** BEGIN DATA RECORDS **

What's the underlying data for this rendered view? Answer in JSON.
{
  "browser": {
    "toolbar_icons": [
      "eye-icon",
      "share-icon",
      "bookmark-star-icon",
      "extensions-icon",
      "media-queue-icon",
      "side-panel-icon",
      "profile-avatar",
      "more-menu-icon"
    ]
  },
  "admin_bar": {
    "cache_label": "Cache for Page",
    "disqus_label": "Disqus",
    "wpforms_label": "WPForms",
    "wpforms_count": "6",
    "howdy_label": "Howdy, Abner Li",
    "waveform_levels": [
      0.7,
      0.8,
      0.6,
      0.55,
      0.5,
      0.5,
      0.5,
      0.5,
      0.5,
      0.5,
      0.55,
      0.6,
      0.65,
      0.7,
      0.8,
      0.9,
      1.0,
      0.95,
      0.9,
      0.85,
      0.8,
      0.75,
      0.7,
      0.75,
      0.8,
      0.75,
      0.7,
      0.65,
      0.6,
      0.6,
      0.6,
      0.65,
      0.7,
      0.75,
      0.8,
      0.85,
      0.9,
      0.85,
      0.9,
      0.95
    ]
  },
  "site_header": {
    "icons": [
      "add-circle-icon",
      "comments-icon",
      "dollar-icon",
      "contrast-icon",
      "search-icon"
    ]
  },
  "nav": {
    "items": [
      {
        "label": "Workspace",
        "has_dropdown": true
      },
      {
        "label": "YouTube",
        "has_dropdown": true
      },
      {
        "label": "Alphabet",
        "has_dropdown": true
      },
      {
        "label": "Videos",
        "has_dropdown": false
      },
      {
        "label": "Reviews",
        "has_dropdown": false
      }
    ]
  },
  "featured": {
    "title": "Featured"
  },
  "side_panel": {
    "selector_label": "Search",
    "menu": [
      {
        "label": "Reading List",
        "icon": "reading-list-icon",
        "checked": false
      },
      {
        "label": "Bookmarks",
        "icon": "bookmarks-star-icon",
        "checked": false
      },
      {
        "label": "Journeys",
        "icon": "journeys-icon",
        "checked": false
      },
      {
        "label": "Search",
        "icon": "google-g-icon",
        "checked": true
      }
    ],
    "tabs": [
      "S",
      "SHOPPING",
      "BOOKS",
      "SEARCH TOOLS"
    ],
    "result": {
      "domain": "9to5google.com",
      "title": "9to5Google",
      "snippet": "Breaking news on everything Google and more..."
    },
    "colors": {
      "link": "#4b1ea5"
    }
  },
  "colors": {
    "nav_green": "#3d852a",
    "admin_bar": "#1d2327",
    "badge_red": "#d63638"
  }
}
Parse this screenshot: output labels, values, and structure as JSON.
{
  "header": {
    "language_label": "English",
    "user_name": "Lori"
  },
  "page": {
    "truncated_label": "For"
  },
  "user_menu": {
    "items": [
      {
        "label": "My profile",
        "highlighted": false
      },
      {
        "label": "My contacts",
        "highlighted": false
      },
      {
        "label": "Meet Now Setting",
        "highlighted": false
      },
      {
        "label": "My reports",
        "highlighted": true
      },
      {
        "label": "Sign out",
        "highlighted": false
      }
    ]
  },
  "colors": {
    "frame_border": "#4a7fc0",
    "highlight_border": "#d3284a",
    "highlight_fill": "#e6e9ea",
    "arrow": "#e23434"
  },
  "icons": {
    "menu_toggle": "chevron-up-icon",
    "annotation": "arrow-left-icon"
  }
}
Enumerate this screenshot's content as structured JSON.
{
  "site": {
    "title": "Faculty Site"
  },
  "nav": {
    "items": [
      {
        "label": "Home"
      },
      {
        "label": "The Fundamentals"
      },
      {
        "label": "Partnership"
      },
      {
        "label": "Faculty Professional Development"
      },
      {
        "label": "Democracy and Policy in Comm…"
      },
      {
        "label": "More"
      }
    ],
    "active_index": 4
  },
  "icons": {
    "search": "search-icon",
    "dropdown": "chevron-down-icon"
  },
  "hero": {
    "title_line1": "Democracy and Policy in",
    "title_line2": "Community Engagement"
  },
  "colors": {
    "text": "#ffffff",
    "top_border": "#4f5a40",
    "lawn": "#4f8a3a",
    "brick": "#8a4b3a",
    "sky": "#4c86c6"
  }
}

** END DATA RECORDS **

YOUR TASK – Copy every line exactly. Leave nothing out.

EXERCISE OUTPUT –
What's the underlying data for this rendered view? Answer in JSON.
{
  "browser": {
    "toolbar_icons": [
      "eye-icon",
      "share-icon",
      "bookmark-star-icon",
      "extensions-icon",
      "media-queue-icon",
      "side-panel-icon",
      "profile-avatar",
      "more-menu-icon"
    ]
  },
  "admin_bar": {
    "cache_label": "Cache for Page",
    "disqus_label": "Disqus",
    "wpforms_label": "WPForms",
    "wpforms_count": "6",
    "howdy_label": "Howdy, Abner Li",
    "waveform_levels": [
      0.7,
      0.8,
      0.6,
      0.55,
      0.5,
      0.5,
      0.5,
      0.5,
      0.5,
      0.5,
      0.55,
      0.6,
      0.65,
      0.7,
      0.8,
      0.9,
      1.0,
      0.95,
      0.9,
      0.85,
      0.8,
      0.75,
      0.7,
      0.75,
      0.8,
      0.75,
      0.7,
      0.65,
      0.6,
      0.6,
      0.6,
      0.65,
      0.7,
      0.75,
      0.8,
      0.85,
      0.9,
      0.85,
      0.9,
      0.95
    ]
  },
  "site_header": {
    "icons": [
      "add-circle-icon",
      "comments-icon",
      "dollar-icon",
      "contrast-icon",
      "search-icon"
    ]
  },
  "nav": {
    "items": [
      {
        "label": "Workspace",
        "has_dropdown": true
      },
      {
        "label": "YouTube",
        "has_dropdown": true
      },
      {
        "label": "Alphabet",
        "has_dropdown": true
      },
      {
        "label": "Videos",
        "has_dropdown": false
      },
      {
        "label": "Reviews",
        "has_dropdown": false
      }
    ]
  },
  "featured": {
    "title": "Featured"
  },
  "side_panel": {
    "selector_label": "Search",
    "menu": [
      {
        "label": "Reading List",
        "icon": "reading-list-icon",
        "checked": false
      },
      {
        "label": "Bookmarks",
        "icon": "bookmarks-star-icon",
        "checked": false
      },
      {
        "label": "Journeys",
        "icon": "journeys-icon",
        "checked": false
      },
      {
        "label": "Search",
        "icon": "google-g-icon",
        "checked": true
      }
    ],
    "tabs": [
      "S",
      "SHOPPING",
      "BOOKS",
      "SEARCH TOOLS"
    ],
    "result": {
      "domain": "9to5google.com",
      "title": "9to5Google",
      "snippet": "Breaking news on everything Google and more..."
    },
    "colors": {
      "link": "#4b1ea5"
    }
  },
  "colors": {
    "nav_green": "#3d852a",
    "admin_bar": "#1d2327",
    "badge_red": "#d63638"
  }
}
Parse this screenshot: output labels, values, and structure as JSON.
{
  "header": {
    "language_label": "English",
    "user_name": "Lori"
  },
  "page": {
    "truncated_label": "For"
  },
  "user_menu": {
    "items": [
      {
        "label": "My profile",
        "highlighted": false
      },
      {
        "label": "My contacts",
        "highlighted": false
      },
      {
        "label": "Meet Now Setting",
        "highlighted": false
      },
      {
        "label": "My reports",
        "highlighted": true
      },
      {
        "label": "Sign out",
        "highlighted": false
      }
    ]
  },
  "colors": {
    "frame_border": "#4a7fc0",
    "highlight_border": "#d3284a",
    "highlight_fill": "#e6e9ea",
    "arrow": "#e23434"
  },
  "icons": {
    "menu_toggle": "chevron-up-icon",
    "annotation": "arrow-left-icon"
  }
}
Enumerate this screenshot's content as structured JSON.
{
  "site": {
    "title": "Faculty Site"
  },
  "nav": {
    "items": [
      {
        "label": "Home"
      },
      {
        "label": "The Fundamentals"
      },
      {
        "label": "Partnership"
      },
      {
        "label": "Faculty Professional Development"
      },
      {
        "label": "Democracy and Policy in Comm…"
      },
      {
        "label": "More"
      }
    ],
    "active_index": 4
  },
  "icons": {
    "search": "search-icon",
    "dropdown": "chevron-down-icon"
  },
  "hero": {
    "title_line1": "Democracy and Policy in",
    "title_line2": "Community Engagement"
  },
  "colors": {
    "text": "#ffffff",
    "top_border": "#4f5a40",
    "lawn": "#4f8a3a",
    "brick": "#8a4b3a",
    "sky": "#4c86c6"
  }
}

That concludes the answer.